## EXERCISE OBJECTIVE
Can you transcribe every record below exactly as it appears?

START GIVEN RECORDS

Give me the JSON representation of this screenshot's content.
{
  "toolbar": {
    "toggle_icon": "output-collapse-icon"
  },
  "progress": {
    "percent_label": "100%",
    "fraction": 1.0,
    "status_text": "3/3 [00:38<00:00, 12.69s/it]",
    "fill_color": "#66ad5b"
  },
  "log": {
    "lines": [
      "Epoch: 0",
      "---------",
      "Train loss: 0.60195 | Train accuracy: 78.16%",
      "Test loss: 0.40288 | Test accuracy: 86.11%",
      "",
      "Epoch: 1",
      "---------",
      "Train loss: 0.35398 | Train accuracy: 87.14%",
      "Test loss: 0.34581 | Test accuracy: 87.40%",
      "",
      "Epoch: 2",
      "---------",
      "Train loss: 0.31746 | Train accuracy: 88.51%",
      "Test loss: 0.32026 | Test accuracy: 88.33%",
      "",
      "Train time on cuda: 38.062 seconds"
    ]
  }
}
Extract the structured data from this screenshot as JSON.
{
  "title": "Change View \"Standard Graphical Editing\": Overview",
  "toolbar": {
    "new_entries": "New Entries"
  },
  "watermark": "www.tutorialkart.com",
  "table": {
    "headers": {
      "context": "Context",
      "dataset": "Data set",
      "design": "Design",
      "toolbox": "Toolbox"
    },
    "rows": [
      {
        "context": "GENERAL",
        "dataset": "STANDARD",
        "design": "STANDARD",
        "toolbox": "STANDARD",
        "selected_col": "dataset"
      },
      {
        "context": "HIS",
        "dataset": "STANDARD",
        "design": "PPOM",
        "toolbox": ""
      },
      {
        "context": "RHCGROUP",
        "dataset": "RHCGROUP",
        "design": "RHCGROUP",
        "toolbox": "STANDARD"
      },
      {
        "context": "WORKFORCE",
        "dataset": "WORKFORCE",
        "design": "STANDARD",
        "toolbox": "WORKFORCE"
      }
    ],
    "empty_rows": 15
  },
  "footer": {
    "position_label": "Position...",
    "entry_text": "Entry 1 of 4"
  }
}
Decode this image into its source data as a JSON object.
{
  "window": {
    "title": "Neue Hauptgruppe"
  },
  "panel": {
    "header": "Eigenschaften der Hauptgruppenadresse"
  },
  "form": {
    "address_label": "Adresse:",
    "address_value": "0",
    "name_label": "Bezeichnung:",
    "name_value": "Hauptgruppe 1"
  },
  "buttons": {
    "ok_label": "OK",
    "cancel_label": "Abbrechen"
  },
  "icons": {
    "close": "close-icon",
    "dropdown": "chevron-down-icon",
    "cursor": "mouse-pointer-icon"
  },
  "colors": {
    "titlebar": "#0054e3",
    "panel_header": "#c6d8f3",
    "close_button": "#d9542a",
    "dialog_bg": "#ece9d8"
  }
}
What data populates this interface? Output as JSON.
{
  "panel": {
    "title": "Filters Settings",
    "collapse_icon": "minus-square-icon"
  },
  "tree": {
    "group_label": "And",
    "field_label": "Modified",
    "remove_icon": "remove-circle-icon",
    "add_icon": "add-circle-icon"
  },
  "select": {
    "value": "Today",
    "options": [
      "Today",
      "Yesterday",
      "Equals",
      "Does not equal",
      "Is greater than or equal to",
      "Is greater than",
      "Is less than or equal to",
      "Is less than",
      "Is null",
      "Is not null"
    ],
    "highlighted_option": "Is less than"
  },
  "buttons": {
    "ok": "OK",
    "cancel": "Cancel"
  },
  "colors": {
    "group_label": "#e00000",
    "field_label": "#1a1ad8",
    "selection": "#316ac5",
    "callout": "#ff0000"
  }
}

END GIVEN RECORDS

## ANSWER TO THIS EXERCISE
Give me the JSON representation of this screenshot's content.
{
  "toolbar": {
    "toggle_icon": "output-collapse-icon"
  },
  "progress": {
    "percent_label": "100%",
    "fraction": 1.0,
    "status_text": "3/3 [00:38<00:00, 12.69s/it]",
    "fill_color": "#66ad5b"
  },
  "log": {
    "lines": [
      "Epoch: 0",
      "---------",
      "Train loss: 0.60195 | Train accuracy: 78.16%",
      "Test loss: 0.40288 | Test accuracy: 86.11%",
      "",
      "Epoch: 1",
      "---------",
      "Train loss: 0.35398 | Train accuracy: 87.14%",
      "Test loss: 0.34581 | Test accuracy: 87.40%",
      "",
      "Epoch: 2",
      "---------",
      "Train loss: 0.31746 | Train accuracy: 88.51%",
      "Test loss: 0.32026 | Test accuracy: 88.33%",
      "",
      "Train time on cuda: 38.062 seconds"
    ]
  }
}
Extract the structured data from this screenshot as JSON.
{
  "title": "Change View \"Standard Graphical Editing\": Overview",
  "toolbar": {
    "new_entries": "New Entries"
  },
  "watermark": "www.tutorialkart.com",
  "table": {
    "headers": {
      "context": "Context",
      "dataset": "Data set",
      "design": "Design",
      "toolbox": "Toolbox"
    },
    "rows": [
      {
        "context": "GENERAL",
        "dataset": "STANDARD",
        "design": "STANDARD",
        "toolbox": "STANDARD",
        "selected_col": "dataset"
      },
      {
        "context": "HIS",
        "dataset": "STANDARD",
        "design": "PPOM",
        "toolbox": ""
      },
      {
        "context": "RHCGROUP",
        "dataset": "RHCGROUP",
        "design": "RHCGROUP",
        "toolbox": "STANDARD"
      },
      {
        "context": "WORKFORCE",
        "dataset": "WORKFORCE",
        "design": "STANDARD",
        "toolbox": "WORKFORCE"
      }
    ],
    "empty_rows": 15
  },
  "footer": {
    "position_label": "Position...",
    "entry_text": "Entry 1 of 4"
  }
}
Decode this image into its source data as a JSON object.
{
  "window": {
    "title": "Neue Hauptgruppe"
  },
  "panel": {
    "header": "Eigenschaften der Hauptgruppenadresse"
  },
  "form": {
    "address_label": "Adresse:",
    "address_value": "0",
    "name_label": "Bezeichnung:",
    "name_value": "Hauptgruppe 1"
  },
  "buttons": {
    "ok_label": "OK",
    "cancel_label": "Abbrechen"
  },
  "icons": {
    "close": "close-icon",
    "dropdown": "chevron-down-icon",
    "cursor": "mouse-pointer-icon"
  },
  "colors": {
    "titlebar": "#0054e3",
    "panel_header": "#c6d8f3",
    "close_button": "#d9542a",
    "dialog_bg": "#ece9d8"
  }
}
What data populates this interface? Output as JSON.
{
  "panel": {
    "title": "Filters Settings",
    "collapse_icon": "minus-square-icon"
  },
  "tree": {
    "group_label": "And",
    "field_label": "Modified",
    "remove_icon": "remove-circle-icon",
    "add_icon": "add-circle-icon"
  },
  "select": {
    "value": "Today",
    "options": [
      "Today",
      "Yesterday",
      "Equals",
      "Does not equal",
      "Is greater than or equal to",
      "Is greater than",
      "Is less than or equal to",
      "Is less than",
      "Is null",
      "Is not null"
    ],
    "highlighted_option": "Is less than"
  },
  "buttons": {
    "ok": "OK",
    "cancel": "Cancel"
  },
  "colors": {
    "group_label": "#e00000",
    "field_label": "#1a1ad8",
    "selection": "#316ac5",
    "callout": "#ff0000"
  }
}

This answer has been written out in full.